Gather every line that includes the word "оправдывается", please.

BEGIN

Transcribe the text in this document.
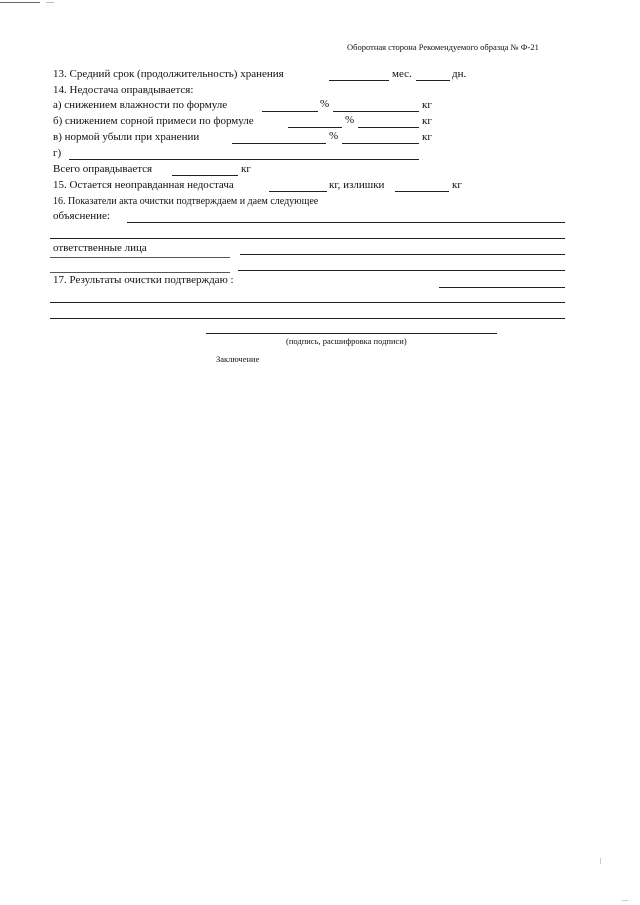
Оборотная сторона Рекомендуемого образца № Ф-21
13. Средний срок (продолжительность) хранения	мес.	дн.
14. Недостача оправдывается:
а) снижением влажности по формуле	%	кг
б) снижением сорной примеси по формуле	%	кг
в) нормой убыли при хранении	%	кг
г)
Всего оправдывается	кг
15. Остается неоправданная недостача	кг, излишки	кг
16. Показатели акта очистки подтверждаем и даем следующее
объяснение:
ответственные лица
17. Результаты очистки подтверждаю :
(подпись, расшифровка подписи)
Заключение
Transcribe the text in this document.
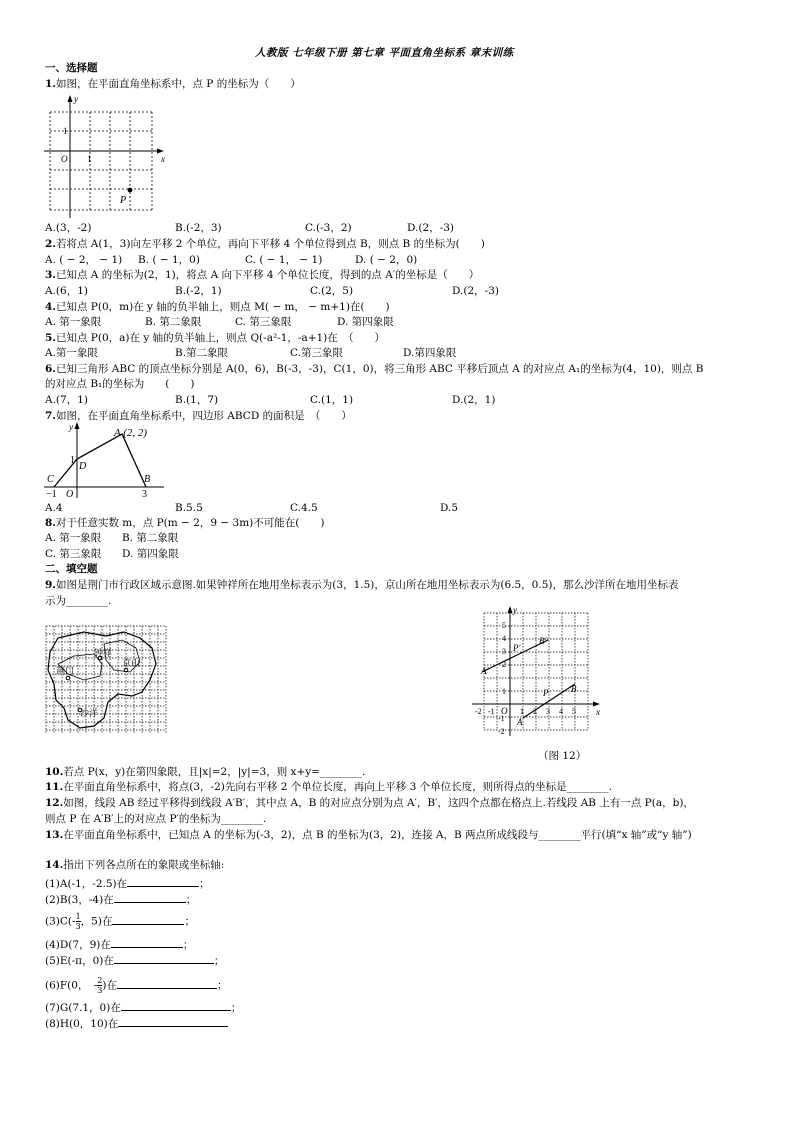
人教版 七年级下册 第七章 平面直角坐标系 章末训练
一、选择题
1.如图，在平面直角坐标系中，点 P 的坐标为（　　）
y
x
O 1
1
P
A.(3，-2)	B.(-2，3)	C.(-3，2)	D.(2，-3)
2.若将点 A(1，3)向左平移 2 个单位，再向下平移 4 个单位得到点 B，则点 B 的坐标为(　　)
A. ( − 2， − 1) B. ( − 1，0)	C. ( − 1， − 1)	D. ( − 2，0)
3.已知点 A 的坐标为(2，1)，将点 A 向下平移 4 个单位长度，得到的点 A′的坐标是（　　）
A.(6，1)	B.(-2，1)	C.(2，5)	D.(2，-3)
4.已知点 P(0，m)在 y 轴的负半轴上，则点 M( − m， − m+1)在(　　)
A. 第一象限	B. 第二象限	C. 第三象限	D. 第四象限
5.已知点 P(0，a)在 y 轴的负半轴上，则点 Q(-a²-1，-a+1)在　（　　）
A.第一象限	B.第二象限	C.第三象限	D.第四象限
6.已知三角形 ABC 的顶点坐标分别是 A(0，6)，B(-3，-3)，C(1，0)，将三角形 ABC 平移后顶点 A 的对应点 A₁的坐标为(4，10)，则点 B
的对应点 B₁的坐标为　　(　　)
A.(7，1)	B.(1，7)	C.(1，1)	D.(2，1)
7.如图，在平面直角坐标系中，四边形 ABCD 的面积是　（　　）
y	A (2, 2)
D
1
C	B
−1 O	3
A.4	B.5.5	C.4.5	D.5
8.对于任意实数 m，点 P(m − 2，9 − 3m)不可能在(　　)
A. 第一象限 B. 第二象限
C. 第三象限 D. 第四象限
二、填空题
9.如图是荆门市行政区域示意图.如果钟祥所在地用坐标表示为(3，1.5)，京山所在地用坐标表示为(6.5，0.5)，那么沙洋所在地用坐标表
示为________.
钟祥
京山
荆门
沙洋
y
x
O
A′
B′
P′
P	B
A
-2 -1	1 2 3 4 5
5
4
3
2
1
-1
-2
（图 12）
10.若点 P(x，y)在第四象限，且|x|=2，|y|=3，则 x+y=________.
11.在平面直角坐标系中，将点(3，-2)先向右平移 2 个单位长度，再向上平移 3 个单位长度，则所得点的坐标是________.
12.如图，线段 AB 经过平移得到线段 A′B′，其中点 A，B 的对应点分别为点 A′，B′，这四个点都在格点上.若线段 AB 上有一点 P(a，b)，
则点 P 在 A′B′上的对应点 P′的坐标为________.
13.在平面直角坐标系中，已知点 A 的坐标为(-3，2)，点 B 的坐标为(3，2)，连接 A，B 两点所成线段与________平行(填“x 轴”或“y 轴”)
14.指出下列各点所在的象限或坐标轴:
(1)A(-1，-2.5)在	；
(2)B(3，-4)在	；
$(3)C(- \frac{1}{3}$ ，5)在	；
(4)D(7，9)在	；
(5)E(-π，0)在	；
(6)F(0，　- $\frac{2}{3}$ )在	；
(7)G(7.1，0)在	；
(8)H(0，10)在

END

_Output_
14. Недостача оправдывается:
Всего оправдывается	кг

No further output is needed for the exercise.